- **What is being asked**
Copy every line from the data below in which the string "seizoenen" can be found.

Saved entries:
——
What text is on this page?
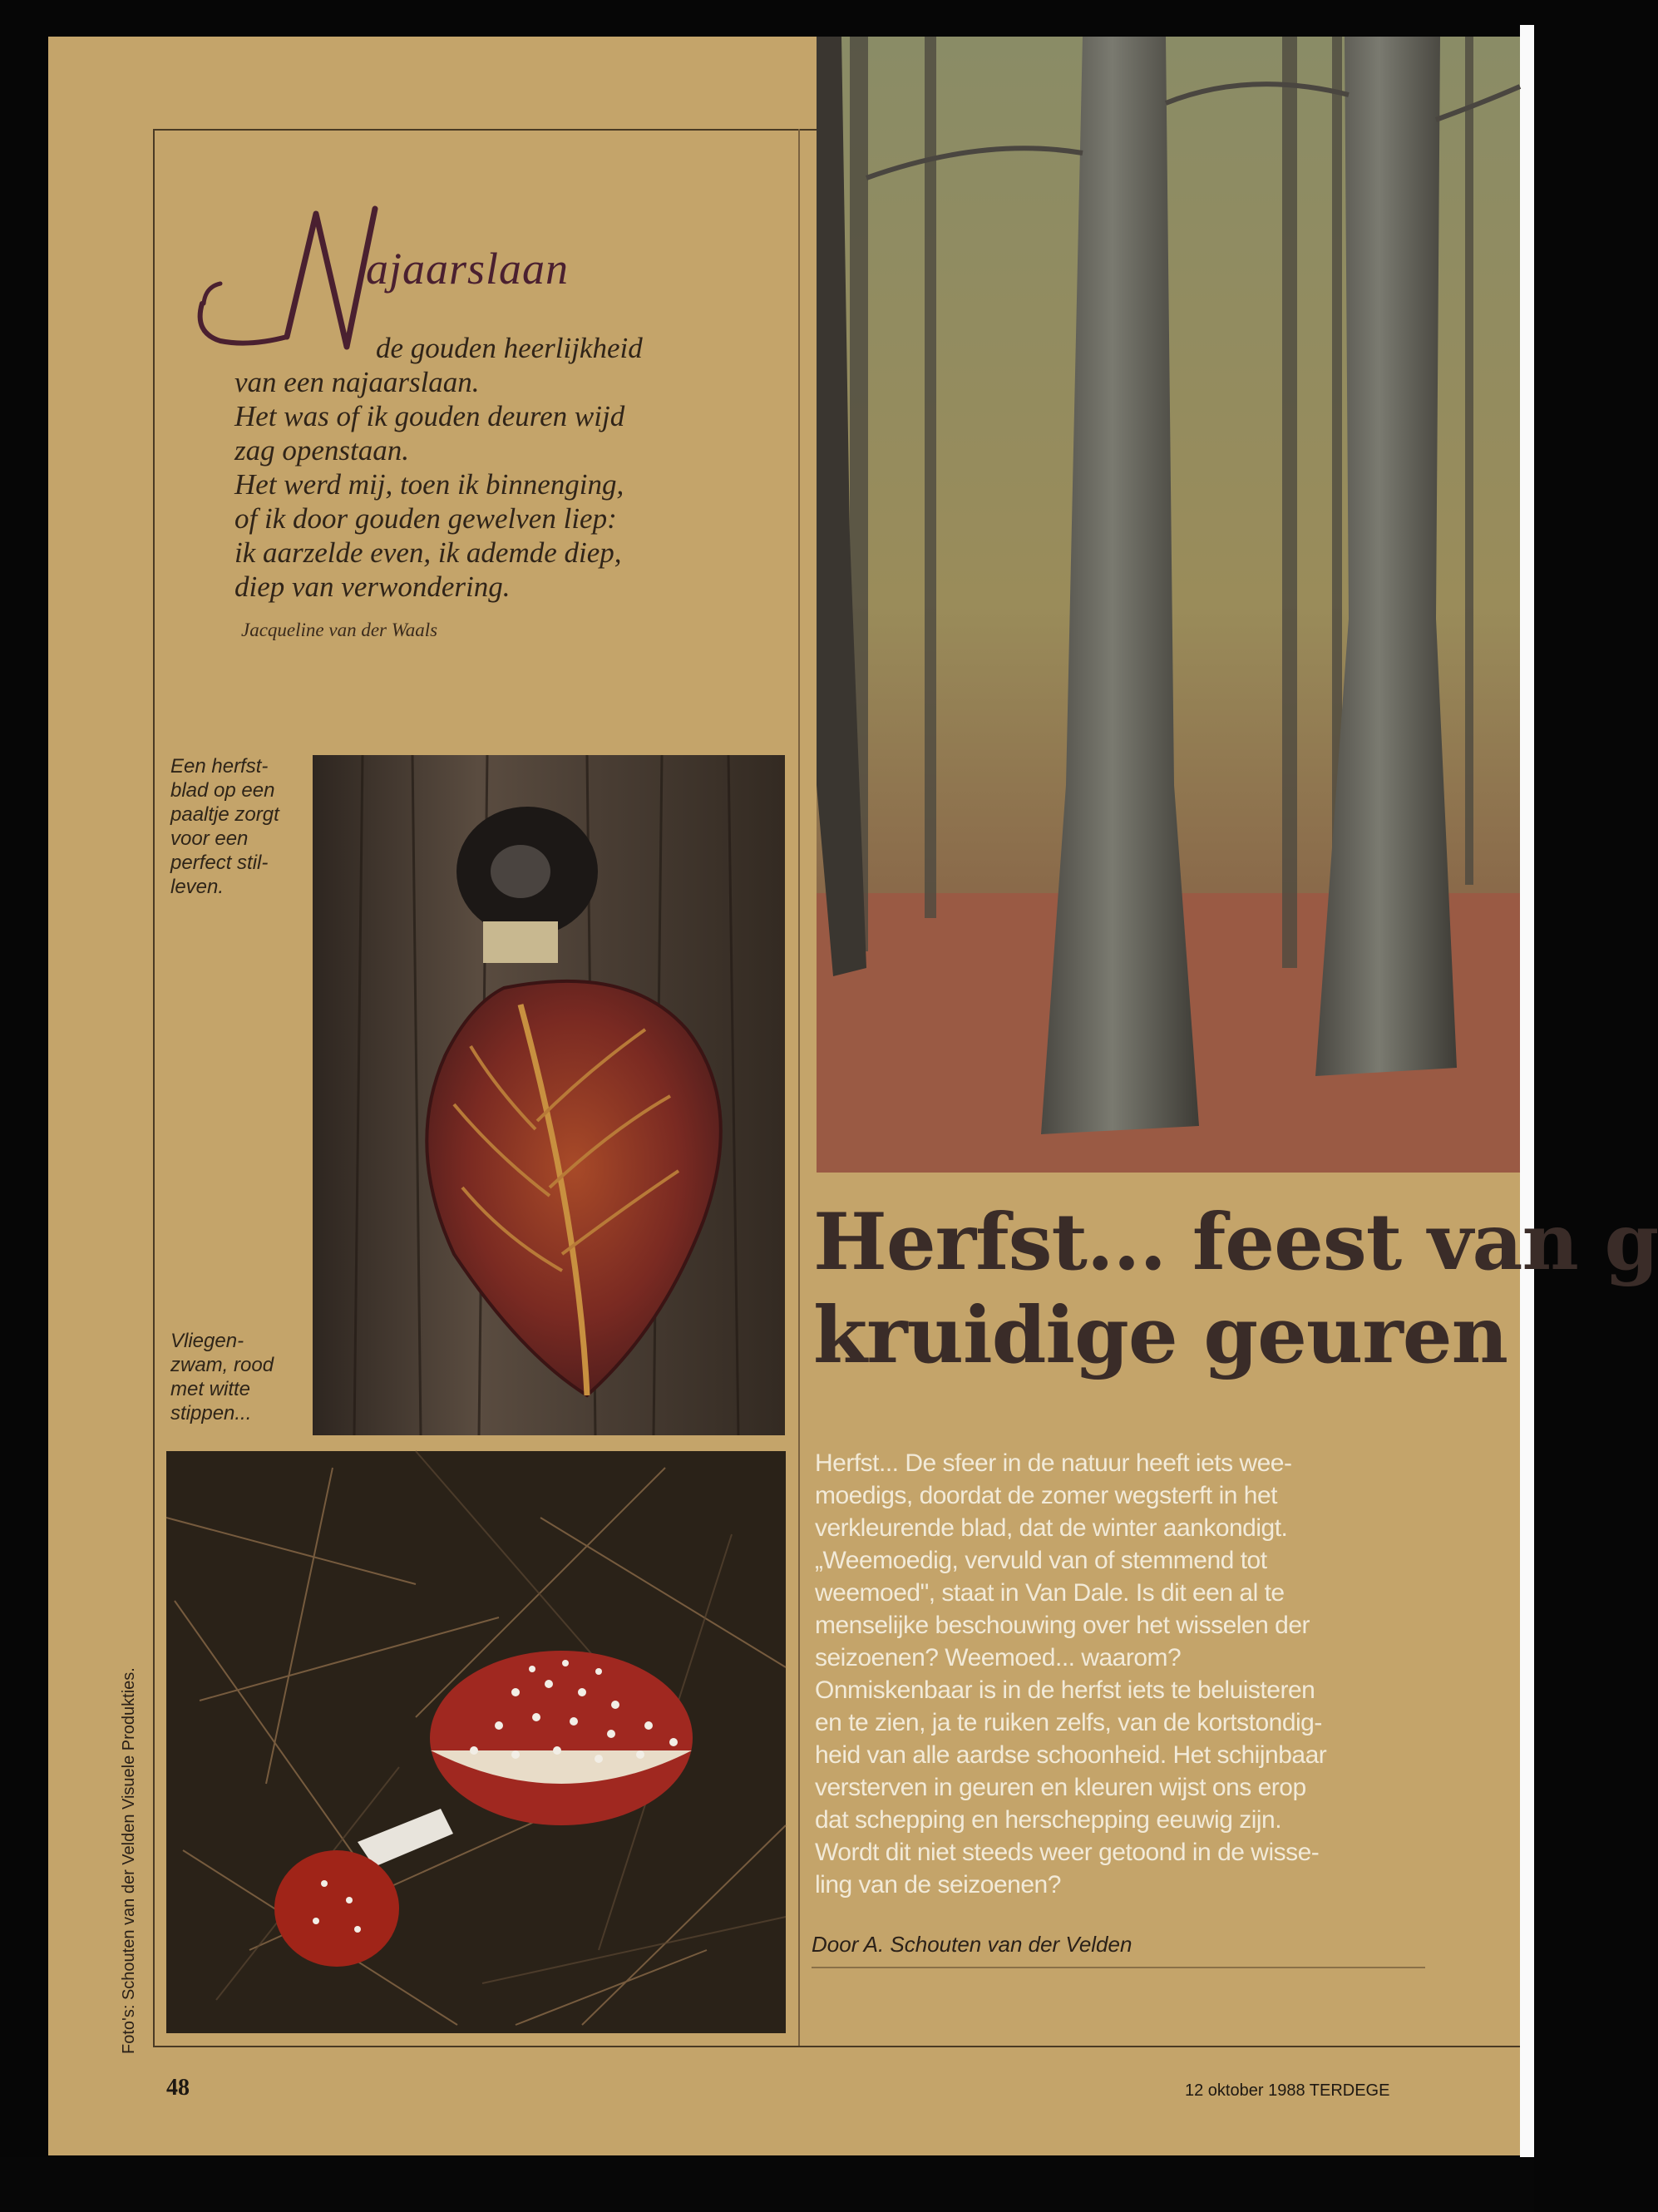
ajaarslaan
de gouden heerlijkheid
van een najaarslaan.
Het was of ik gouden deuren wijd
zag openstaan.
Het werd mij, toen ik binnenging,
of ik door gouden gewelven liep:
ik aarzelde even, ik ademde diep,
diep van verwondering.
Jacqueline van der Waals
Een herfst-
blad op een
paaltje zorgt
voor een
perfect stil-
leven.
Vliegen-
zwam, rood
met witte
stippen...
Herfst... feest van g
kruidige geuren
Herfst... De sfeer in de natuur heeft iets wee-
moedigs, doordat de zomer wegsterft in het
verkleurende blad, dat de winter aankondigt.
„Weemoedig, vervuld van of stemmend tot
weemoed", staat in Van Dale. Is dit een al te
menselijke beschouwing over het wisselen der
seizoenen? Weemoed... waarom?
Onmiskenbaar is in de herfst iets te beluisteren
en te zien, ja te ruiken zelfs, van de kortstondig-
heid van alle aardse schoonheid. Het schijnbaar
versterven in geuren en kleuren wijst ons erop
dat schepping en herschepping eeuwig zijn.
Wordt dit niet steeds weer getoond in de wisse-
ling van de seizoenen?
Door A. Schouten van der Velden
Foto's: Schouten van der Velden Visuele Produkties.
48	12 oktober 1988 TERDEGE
——
- **Exercise result**
seizoenen? Weemoed... waarom?
ling van de seizoenen?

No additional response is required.